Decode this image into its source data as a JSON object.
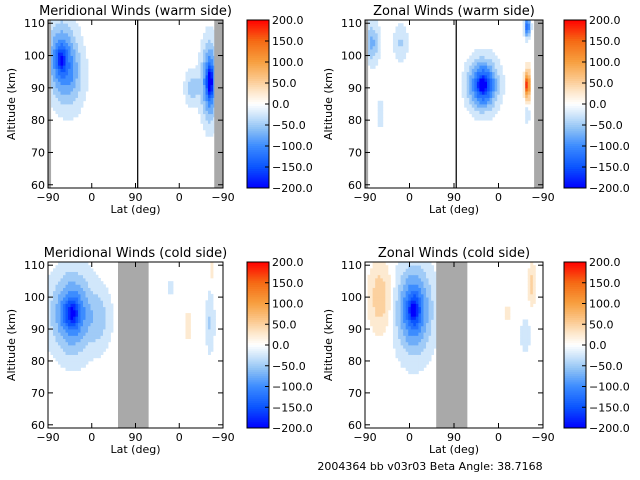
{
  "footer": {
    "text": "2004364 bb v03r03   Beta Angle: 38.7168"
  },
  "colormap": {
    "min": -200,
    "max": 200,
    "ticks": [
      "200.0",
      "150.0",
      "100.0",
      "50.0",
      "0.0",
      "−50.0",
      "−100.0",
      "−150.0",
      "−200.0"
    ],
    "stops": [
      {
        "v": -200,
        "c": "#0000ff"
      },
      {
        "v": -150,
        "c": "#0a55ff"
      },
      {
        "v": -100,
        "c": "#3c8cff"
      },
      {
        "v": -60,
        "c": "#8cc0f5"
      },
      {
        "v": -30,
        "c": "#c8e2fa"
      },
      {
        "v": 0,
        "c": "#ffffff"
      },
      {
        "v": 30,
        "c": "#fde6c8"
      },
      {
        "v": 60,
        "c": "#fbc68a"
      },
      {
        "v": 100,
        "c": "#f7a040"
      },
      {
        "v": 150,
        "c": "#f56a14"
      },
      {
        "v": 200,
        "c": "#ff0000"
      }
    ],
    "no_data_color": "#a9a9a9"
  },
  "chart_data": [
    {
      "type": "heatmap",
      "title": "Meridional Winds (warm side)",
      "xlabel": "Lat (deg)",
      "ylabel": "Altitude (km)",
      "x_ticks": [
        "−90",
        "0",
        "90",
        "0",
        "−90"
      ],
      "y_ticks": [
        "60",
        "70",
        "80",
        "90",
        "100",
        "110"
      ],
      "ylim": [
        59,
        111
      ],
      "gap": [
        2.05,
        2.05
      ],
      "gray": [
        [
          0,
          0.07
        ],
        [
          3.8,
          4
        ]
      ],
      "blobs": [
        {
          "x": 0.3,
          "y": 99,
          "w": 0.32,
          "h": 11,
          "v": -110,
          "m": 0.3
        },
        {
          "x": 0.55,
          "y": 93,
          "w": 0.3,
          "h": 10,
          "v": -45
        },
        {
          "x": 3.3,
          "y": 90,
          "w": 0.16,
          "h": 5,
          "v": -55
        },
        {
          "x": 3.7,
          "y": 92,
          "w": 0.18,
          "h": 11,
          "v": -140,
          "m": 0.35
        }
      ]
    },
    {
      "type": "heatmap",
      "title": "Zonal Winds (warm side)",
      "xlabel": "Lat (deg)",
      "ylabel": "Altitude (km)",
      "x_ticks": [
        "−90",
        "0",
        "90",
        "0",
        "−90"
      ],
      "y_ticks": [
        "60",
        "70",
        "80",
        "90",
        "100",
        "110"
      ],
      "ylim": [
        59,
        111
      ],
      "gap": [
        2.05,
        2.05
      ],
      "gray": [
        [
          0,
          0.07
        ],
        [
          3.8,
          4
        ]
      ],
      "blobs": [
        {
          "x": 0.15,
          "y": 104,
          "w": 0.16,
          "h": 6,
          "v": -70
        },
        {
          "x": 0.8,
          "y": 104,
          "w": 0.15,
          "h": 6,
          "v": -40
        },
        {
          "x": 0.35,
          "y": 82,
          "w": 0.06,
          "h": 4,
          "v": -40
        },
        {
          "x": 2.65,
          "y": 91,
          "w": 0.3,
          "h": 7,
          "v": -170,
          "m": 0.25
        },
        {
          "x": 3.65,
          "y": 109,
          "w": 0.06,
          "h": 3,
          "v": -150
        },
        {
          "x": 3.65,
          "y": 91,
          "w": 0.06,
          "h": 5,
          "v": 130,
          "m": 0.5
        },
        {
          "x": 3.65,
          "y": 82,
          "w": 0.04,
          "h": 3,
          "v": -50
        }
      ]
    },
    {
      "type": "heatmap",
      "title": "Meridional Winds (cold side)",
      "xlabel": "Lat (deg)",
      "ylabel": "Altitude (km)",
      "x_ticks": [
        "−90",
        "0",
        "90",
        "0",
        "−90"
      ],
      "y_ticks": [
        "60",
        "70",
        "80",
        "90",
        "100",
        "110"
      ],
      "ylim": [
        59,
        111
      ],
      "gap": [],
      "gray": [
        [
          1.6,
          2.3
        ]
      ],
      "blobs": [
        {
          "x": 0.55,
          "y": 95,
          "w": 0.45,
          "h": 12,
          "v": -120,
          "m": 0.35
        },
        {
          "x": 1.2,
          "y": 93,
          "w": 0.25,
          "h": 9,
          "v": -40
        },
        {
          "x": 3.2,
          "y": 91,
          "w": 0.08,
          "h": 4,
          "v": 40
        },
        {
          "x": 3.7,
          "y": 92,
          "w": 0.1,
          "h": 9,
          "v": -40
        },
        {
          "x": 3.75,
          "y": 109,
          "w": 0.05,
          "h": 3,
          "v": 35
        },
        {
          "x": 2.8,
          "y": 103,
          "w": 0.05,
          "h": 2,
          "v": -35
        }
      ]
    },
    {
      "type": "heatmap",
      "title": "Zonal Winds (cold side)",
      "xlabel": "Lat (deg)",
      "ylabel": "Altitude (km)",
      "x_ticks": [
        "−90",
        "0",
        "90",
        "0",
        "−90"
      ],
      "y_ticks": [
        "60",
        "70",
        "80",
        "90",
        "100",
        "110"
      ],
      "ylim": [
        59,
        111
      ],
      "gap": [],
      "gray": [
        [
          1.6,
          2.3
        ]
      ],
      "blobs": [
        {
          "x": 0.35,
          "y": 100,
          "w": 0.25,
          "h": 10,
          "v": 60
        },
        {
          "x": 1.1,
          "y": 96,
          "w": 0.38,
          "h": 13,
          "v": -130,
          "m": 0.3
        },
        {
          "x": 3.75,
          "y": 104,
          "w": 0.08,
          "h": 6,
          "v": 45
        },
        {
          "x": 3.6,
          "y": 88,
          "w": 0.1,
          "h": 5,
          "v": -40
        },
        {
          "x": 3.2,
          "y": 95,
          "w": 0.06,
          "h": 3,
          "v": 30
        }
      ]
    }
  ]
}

______________________________

Requirement: Write out each line again precisely as it appears, skipping every picture.

Exercise response:
Decode this image into its source data as a JSON object.
{
  "footer": {
    "text": "2004364 bb v03r03   Beta Angle: 38.7168"
  },
  "colormap": {
    "min": -200,
    "max": 200,
    "ticks": [
      "200.0",
      "150.0",
      "100.0",
      "50.0",
      "0.0",
      "−50.0",
      "−100.0",
      "−150.0",
      "−200.0"
    ],
    "stops": [
      {
        "v": -200,
        "c": "#0000ff"
      },
      {
        "v": -150,
        "c": "#0a55ff"
      },
      {
        "v": -100,
        "c": "#3c8cff"
      },
      {
        "v": -60,
        "c": "#8cc0f5"
      },
      {
        "v": -30,
        "c": "#c8e2fa"
      },
      {
        "v": 0,
        "c": "#ffffff"
      },
      {
        "v": 30,
        "c": "#fde6c8"
      },
      {
        "v": 60,
        "c": "#fbc68a"
      },
      {
        "v": 100,
        "c": "#f7a040"
      },
      {
        "v": 150,
        "c": "#f56a14"
      },
      {
        "v": 200,
        "c": "#ff0000"
      }
    ],
    "no_data_color": "#a9a9a9"
  },
  "chart_data": [
    {
      "type": "heatmap",
      "title": "Meridional Winds (warm side)",
      "xlabel": "Lat (deg)",
      "ylabel": "Altitude (km)",
      "x_ticks": [
        "−90",
        "0",
        "90",
        "0",
        "−90"
      ],
      "y_ticks": [
        "60",
        "70",
        "80",
        "90",
        "100",
        "110"
      ],
      "ylim": [
        59,
        111
      ],
      "gap": [
        2.05,
        2.05
      ],
      "gray": [
        [
          0,
          0.07
        ],
        [
          3.8,
          4
        ]
      ],
      "blobs": [
        {
          "x": 0.3,
          "y": 99,
          "w": 0.32,
          "h": 11,
          "v": -110,
          "m": 0.3
        },
        {
          "x": 0.55,
          "y": 93,
          "w": 0.3,
          "h": 10,
          "v": -45
        },
        {
          "x": 3.3,
          "y": 90,
          "w": 0.16,
          "h": 5,
          "v": -55
        },
        {
          "x": 3.7,
          "y": 92,
          "w": 0.18,
          "h": 11,
          "v": -140,
          "m": 0.35
        }
      ]
    },
    {
      "type": "heatmap",
      "title": "Zonal Winds (warm side)",
      "xlabel": "Lat (deg)",
      "ylabel": "Altitude (km)",
      "x_ticks": [
        "−90",
        "0",
        "90",
        "0",
        "−90"
      ],
      "y_ticks": [
        "60",
        "70",
        "80",
        "90",
        "100",
        "110"
      ],
      "ylim": [
        59,
        111
      ],
      "gap": [
        2.05,
        2.05
      ],
      "gray": [
        [
          0,
          0.07
        ],
        [
          3.8,
          4
        ]
      ],
      "blobs": [
        {
          "x": 0.15,
          "y": 104,
          "w": 0.16,
          "h": 6,
          "v": -70
        },
        {
          "x": 0.8,
          "y": 104,
          "w": 0.15,
          "h": 6,
          "v": -40
        },
        {
          "x": 0.35,
          "y": 82,
          "w": 0.06,
          "h": 4,
          "v": -40
        },
        {
          "x": 2.65,
          "y": 91,
          "w": 0.3,
          "h": 7,
          "v": -170,
          "m": 0.25
        },
        {
          "x": 3.65,
          "y": 109,
          "w": 0.06,
          "h": 3,
          "v": -150
        },
        {
          "x": 3.65,
          "y": 91,
          "w": 0.06,
          "h": 5,
          "v": 130,
          "m": 0.5
        },
        {
          "x": 3.65,
          "y": 82,
          "w": 0.04,
          "h": 3,
          "v": -50
        }
      ]
    },
    {
      "type": "heatmap",
      "title": "Meridional Winds (cold side)",
      "xlabel": "Lat (deg)",
      "ylabel": "Altitude (km)",
      "x_ticks": [
        "−90",
        "0",
        "90",
        "0",
        "−90"
      ],
      "y_ticks": [
        "60",
        "70",
        "80",
        "90",
        "100",
        "110"
      ],
      "ylim": [
        59,
        111
      ],
      "gap": [],
      "gray": [
        [
          1.6,
          2.3
        ]
      ],
      "blobs": [
        {
          "x": 0.55,
          "y": 95,
          "w": 0.45,
          "h": 12,
          "v": -120,
          "m": 0.35
        },
        {
          "x": 1.2,
          "y": 93,
          "w": 0.25,
          "h": 9,
          "v": -40
        },
        {
          "x": 3.2,
          "y": 91,
          "w": 0.08,
          "h": 4,
          "v": 40
        },
        {
          "x": 3.7,
          "y": 92,
          "w": 0.1,
          "h": 9,
          "v": -40
        },
        {
          "x": 3.75,
          "y": 109,
          "w": 0.05,
          "h": 3,
          "v": 35
        },
        {
          "x": 2.8,
          "y": 103,
          "w": 0.05,
          "h": 2,
          "v": -35
        }
      ]
    },
    {
      "type": "heatmap",
      "title": "Zonal Winds (cold side)",
      "xlabel": "Lat (deg)",
      "ylabel": "Altitude (km)",
      "x_ticks": [
        "−90",
        "0",
        "90",
        "0",
        "−90"
      ],
      "y_ticks": [
        "60",
        "70",
        "80",
        "90",
        "100",
        "110"
      ],
      "ylim": [
        59,
        111
      ],
      "gap": [],
      "gray": [
        [
          1.6,
          2.3
        ]
      ],
      "blobs": [
        {
          "x": 0.35,
          "y": 100,
          "w": 0.25,
          "h": 10,
          "v": 60
        },
        {
          "x": 1.1,
          "y": 96,
          "w": 0.38,
          "h": 13,
          "v": -130,
          "m": 0.3
        },
        {
          "x": 3.75,
          "y": 104,
          "w": 0.08,
          "h": 6,
          "v": 45
        },
        {
          "x": 3.6,
          "y": 88,
          "w": 0.1,
          "h": 5,
          "v": -40
        },
        {
          "x": 3.2,
          "y": 95,
          "w": 0.06,
          "h": 3,
          "v": 30
        }
      ]
    }
  ]
}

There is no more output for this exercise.